WHAT IS BEING ASKED:
Hunt for the word "ylabel" across the entries below, copying each line that holds it.

Data items:
******
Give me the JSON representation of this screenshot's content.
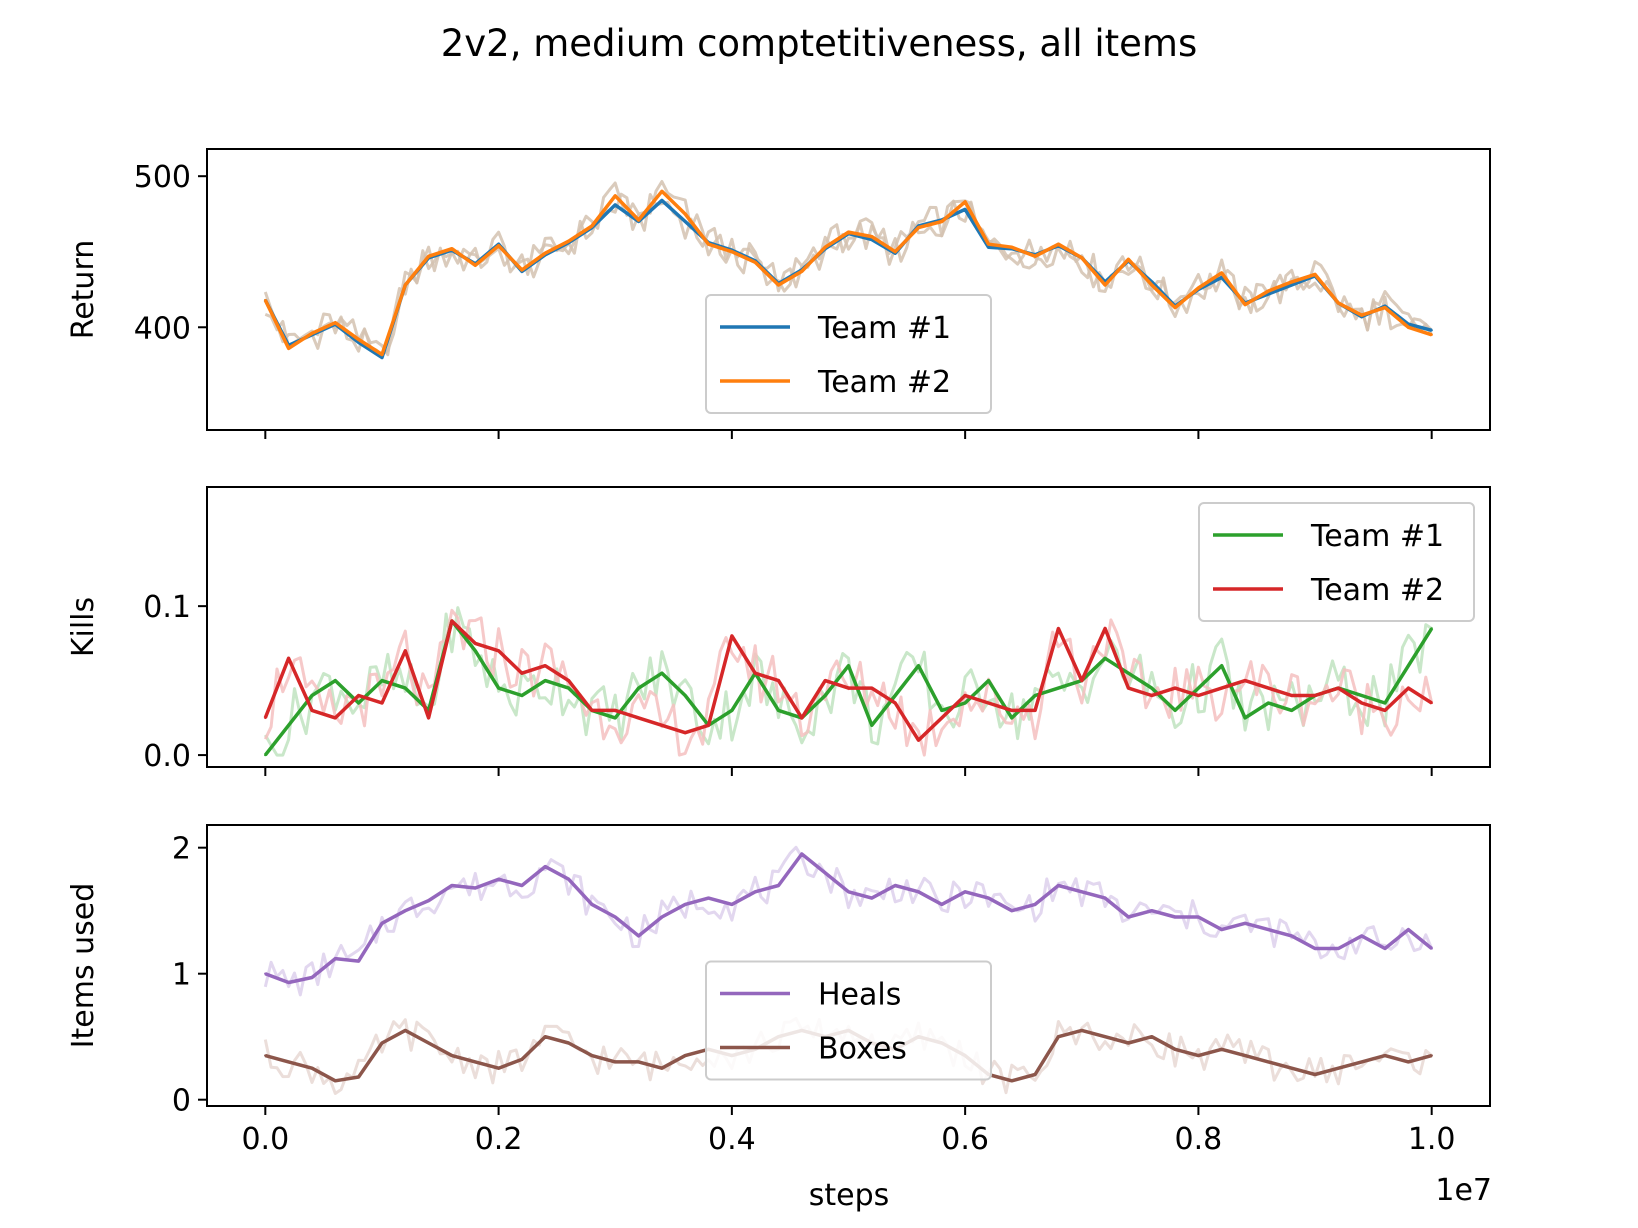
{
  "chart_data": {
    "title": "2v2, medium comptetitiveness, all items",
    "x_label": "steps",
    "x_offset_text": "1e7",
    "x_ticks": [
      "0.0",
      "0.2",
      "0.4",
      "0.6",
      "0.8",
      "1.0"
    ],
    "x_range": [
      -0.05,
      1.05
    ],
    "panels": [
      {
        "type": "line",
        "ylabel": "Return",
        "ylim": [
          332,
          518
        ],
        "yticks": [
          "400",
          "500"
        ],
        "ytick_values": [
          400,
          500
        ],
        "legend_position": "lower center",
        "x": [
          0.0,
          0.02,
          0.04,
          0.06,
          0.08,
          0.1,
          0.12,
          0.14,
          0.16,
          0.18,
          0.2,
          0.22,
          0.24,
          0.26,
          0.28,
          0.3,
          0.32,
          0.34,
          0.36,
          0.38,
          0.4,
          0.42,
          0.44,
          0.46,
          0.48,
          0.5,
          0.52,
          0.54,
          0.56,
          0.58,
          0.6,
          0.62,
          0.64,
          0.66,
          0.68,
          0.7,
          0.72,
          0.74,
          0.76,
          0.78,
          0.8,
          0.82,
          0.84,
          0.86,
          0.88,
          0.9,
          0.92,
          0.94,
          0.96,
          0.98,
          1.0
        ],
        "series": [
          {
            "name": "Team #1",
            "color": "#1f77b4",
            "raw_color": "#d4c2b0",
            "values": [
              418,
              388,
              395,
              402,
              390,
              380,
              428,
              446,
              451,
              442,
              455,
              437,
              448,
              456,
              466,
              481,
              470,
              484,
              470,
              456,
              451,
              444,
              429,
              438,
              452,
              462,
              458,
              449,
              467,
              471,
              478,
              453,
              452,
              448,
              454,
              446,
              430,
              444,
              430,
              414,
              425,
              433,
              416,
              422,
              428,
              434,
              416,
              407,
              414,
              402,
              398
            ]
          },
          {
            "name": "Team #2",
            "color": "#ff7f0e",
            "raw_color": "#d4c2b0",
            "values": [
              418,
              386,
              396,
              403,
              392,
              382,
              428,
              447,
              452,
              441,
              454,
              438,
              449,
              457,
              467,
              487,
              471,
              490,
              475,
              455,
              450,
              443,
              428,
              437,
              453,
              463,
              460,
              450,
              466,
              470,
              483,
              455,
              453,
              447,
              455,
              446,
              428,
              445,
              428,
              413,
              426,
              436,
              415,
              424,
              430,
              435,
              416,
              408,
              413,
              400,
              395
            ]
          }
        ]
      },
      {
        "type": "line",
        "ylabel": "Kills",
        "ylim": [
          -0.008,
          0.18
        ],
        "yticks": [
          "0.0",
          "0.1"
        ],
        "ytick_values": [
          0.0,
          0.1
        ],
        "legend_position": "upper right",
        "x": [
          0.0,
          0.02,
          0.04,
          0.06,
          0.08,
          0.1,
          0.12,
          0.14,
          0.16,
          0.18,
          0.2,
          0.22,
          0.24,
          0.26,
          0.28,
          0.3,
          0.32,
          0.34,
          0.36,
          0.38,
          0.4,
          0.42,
          0.44,
          0.46,
          0.48,
          0.5,
          0.52,
          0.54,
          0.56,
          0.58,
          0.6,
          0.62,
          0.64,
          0.66,
          0.68,
          0.7,
          0.72,
          0.74,
          0.76,
          0.78,
          0.8,
          0.82,
          0.84,
          0.86,
          0.88,
          0.9,
          0.92,
          0.94,
          0.96,
          0.98,
          1.0
        ],
        "series": [
          {
            "name": "Team #1",
            "color": "#2ca02c",
            "raw_color": "#bfe3bf",
            "values": [
              0.0,
              0.02,
              0.04,
              0.05,
              0.035,
              0.05,
              0.045,
              0.03,
              0.09,
              0.07,
              0.045,
              0.04,
              0.05,
              0.045,
              0.03,
              0.025,
              0.045,
              0.055,
              0.04,
              0.02,
              0.03,
              0.055,
              0.03,
              0.025,
              0.04,
              0.06,
              0.02,
              0.04,
              0.06,
              0.03,
              0.035,
              0.05,
              0.025,
              0.04,
              0.045,
              0.05,
              0.065,
              0.055,
              0.045,
              0.03,
              0.045,
              0.06,
              0.025,
              0.035,
              0.03,
              0.04,
              0.045,
              0.04,
              0.035,
              0.06,
              0.085
            ]
          },
          {
            "name": "Team #2",
            "color": "#d62728",
            "raw_color": "#f4bfbf",
            "values": [
              0.025,
              0.065,
              0.03,
              0.025,
              0.04,
              0.035,
              0.07,
              0.025,
              0.09,
              0.075,
              0.07,
              0.055,
              0.06,
              0.05,
              0.03,
              0.03,
              0.025,
              0.02,
              0.015,
              0.02,
              0.08,
              0.055,
              0.05,
              0.025,
              0.05,
              0.045,
              0.045,
              0.035,
              0.01,
              0.025,
              0.04,
              0.035,
              0.03,
              0.03,
              0.085,
              0.05,
              0.085,
              0.045,
              0.04,
              0.045,
              0.04,
              0.045,
              0.05,
              0.045,
              0.04,
              0.04,
              0.045,
              0.035,
              0.03,
              0.045,
              0.035
            ]
          }
        ]
      },
      {
        "type": "line",
        "ylabel": "Items used",
        "ylim": [
          -0.05,
          2.18
        ],
        "yticks": [
          "0",
          "1",
          "2"
        ],
        "ytick_values": [
          0,
          1,
          2
        ],
        "legend_position": "center",
        "x": [
          0.0,
          0.02,
          0.04,
          0.06,
          0.08,
          0.1,
          0.12,
          0.14,
          0.16,
          0.18,
          0.2,
          0.22,
          0.24,
          0.26,
          0.28,
          0.3,
          0.32,
          0.34,
          0.36,
          0.38,
          0.4,
          0.42,
          0.44,
          0.46,
          0.48,
          0.5,
          0.52,
          0.54,
          0.56,
          0.58,
          0.6,
          0.62,
          0.64,
          0.66,
          0.68,
          0.7,
          0.72,
          0.74,
          0.76,
          0.78,
          0.8,
          0.82,
          0.84,
          0.86,
          0.88,
          0.9,
          0.92,
          0.94,
          0.96,
          0.98,
          1.0
        ],
        "series": [
          {
            "name": "Heals",
            "color": "#9467bd",
            "raw_color": "#ddd0ec",
            "values": [
              1.0,
              0.93,
              0.97,
              1.12,
              1.1,
              1.4,
              1.5,
              1.58,
              1.7,
              1.68,
              1.75,
              1.7,
              1.85,
              1.75,
              1.55,
              1.45,
              1.3,
              1.45,
              1.55,
              1.6,
              1.55,
              1.65,
              1.7,
              1.95,
              1.8,
              1.65,
              1.6,
              1.7,
              1.65,
              1.55,
              1.65,
              1.6,
              1.5,
              1.55,
              1.7,
              1.65,
              1.6,
              1.45,
              1.5,
              1.45,
              1.45,
              1.35,
              1.4,
              1.35,
              1.3,
              1.2,
              1.2,
              1.3,
              1.2,
              1.35,
              1.2
            ]
          },
          {
            "name": "Boxes",
            "color": "#8c564b",
            "raw_color": "#e8d8d3",
            "values": [
              0.35,
              0.3,
              0.25,
              0.15,
              0.18,
              0.45,
              0.55,
              0.45,
              0.35,
              0.3,
              0.25,
              0.32,
              0.5,
              0.45,
              0.35,
              0.3,
              0.3,
              0.25,
              0.35,
              0.4,
              0.35,
              0.4,
              0.5,
              0.55,
              0.5,
              0.55,
              0.45,
              0.4,
              0.5,
              0.45,
              0.35,
              0.2,
              0.15,
              0.2,
              0.5,
              0.55,
              0.5,
              0.45,
              0.5,
              0.4,
              0.35,
              0.4,
              0.35,
              0.3,
              0.25,
              0.2,
              0.25,
              0.3,
              0.35,
              0.3,
              0.35
            ]
          }
        ]
      }
    ]
  }
}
******
RESULT OF THIS TASK:
        "ylabel": "Return",
        "ylabel": "Kills",
        "ylabel": "Items used",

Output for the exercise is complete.